------ Data in this exercise ------
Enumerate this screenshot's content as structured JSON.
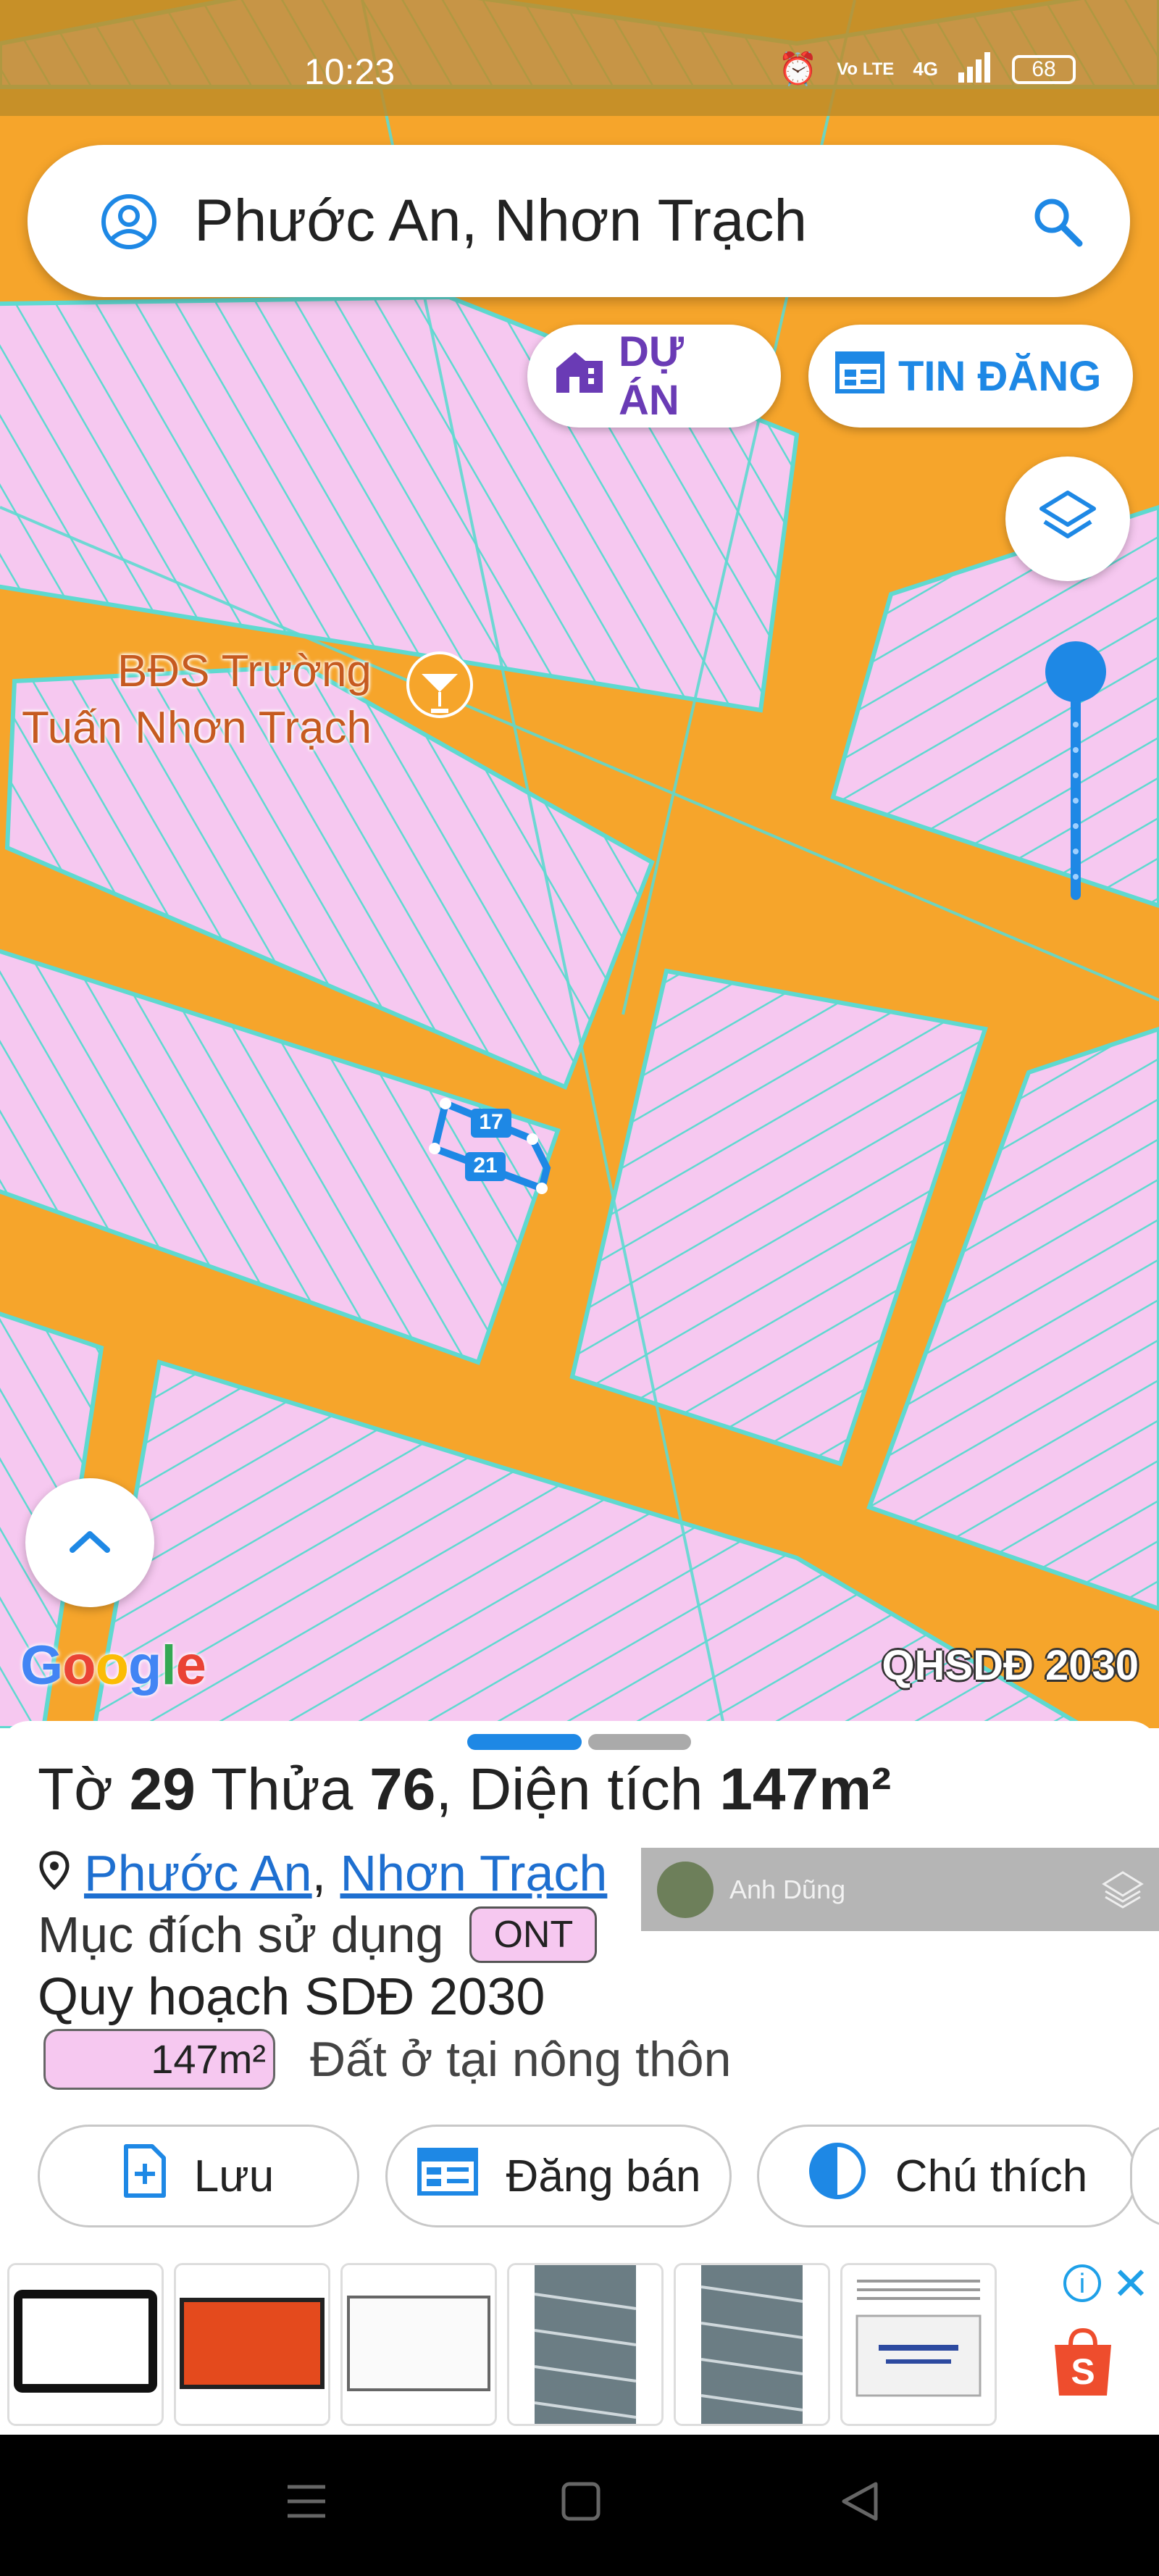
{
  "status_bar": {
    "time": "10:23",
    "network": "4G",
    "volte": "Vo LTE",
    "battery": "68"
  },
  "search": {
    "query": "Phước An, Nhơn Trạch"
  },
  "chips": {
    "du_an": "DỰ ÁN",
    "tin_dang": "TIN ĐĂNG"
  },
  "map": {
    "poi_label_line1": "BĐS Trường",
    "poi_label_line2": "Tuấn Nhơn Trạch",
    "parcel_top": "17",
    "parcel_bottom": "21",
    "google_logo": "Google",
    "layer_label": "QHSDĐ 2030",
    "colors": {
      "road": "#f6a52b",
      "lot": "#f6c8f0",
      "boundary": "#5fd9d0",
      "selection": "#1e88e5"
    }
  },
  "sheet": {
    "title_prefix": "Tờ ",
    "sheet_number": "29",
    "parcel_label": " Thửa ",
    "parcel_number": "76",
    "area_label": ", Diện tích ",
    "area_value": "147m²",
    "location_ward": "Phước An",
    "location_sep": ",",
    "location_district": "Nhơn Trạch",
    "purpose_label": "Mục đích sử dụng",
    "purpose_code": "ONT",
    "plan_title": "Quy hoạch SDĐ 2030",
    "plan_area": "147m²",
    "plan_desc": "Đất ở tại nông thôn",
    "buttons": {
      "save": "Lưu",
      "sell": "Đăng bán",
      "legend": "Chú thích"
    }
  },
  "overlay_user": {
    "name": "Anh Dũng"
  },
  "ad": {
    "info": "i",
    "close": "✕",
    "shop_letter": "S"
  }
}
------
| Work to be completed |
Give an exact copy of the material, leaving out every picture.

| Result for this exercise |
Enumerate this screenshot's content as structured JSON.
{
  "status_bar": {
    "time": "10:23",
    "network": "4G",
    "volte": "Vo LTE",
    "battery": "68"
  },
  "search": {
    "query": "Phước An, Nhơn Trạch"
  },
  "chips": {
    "du_an": "DỰ ÁN",
    "tin_dang": "TIN ĐĂNG"
  },
  "map": {
    "poi_label_line1": "BĐS Trường",
    "poi_label_line2": "Tuấn Nhơn Trạch",
    "parcel_top": "17",
    "parcel_bottom": "21",
    "google_logo": "Google",
    "layer_label": "QHSDĐ 2030",
    "colors": {
      "road": "#f6a52b",
      "lot": "#f6c8f0",
      "boundary": "#5fd9d0",
      "selection": "#1e88e5"
    }
  },
  "sheet": {
    "title_prefix": "Tờ ",
    "sheet_number": "29",
    "parcel_label": " Thửa ",
    "parcel_number": "76",
    "area_label": ", Diện tích ",
    "area_value": "147m²",
    "location_ward": "Phước An",
    "location_sep": ",",
    "location_district": "Nhơn Trạch",
    "purpose_label": "Mục đích sử dụng",
    "purpose_code": "ONT",
    "plan_title": "Quy hoạch SDĐ 2030",
    "plan_area": "147m²",
    "plan_desc": "Đất ở tại nông thôn",
    "buttons": {
      "save": "Lưu",
      "sell": "Đăng bán",
      "legend": "Chú thích"
    }
  },
  "overlay_user": {
    "name": "Anh Dũng"
  },
  "ad": {
    "info": "i",
    "close": "✕",
    "shop_letter": "S"
  }
}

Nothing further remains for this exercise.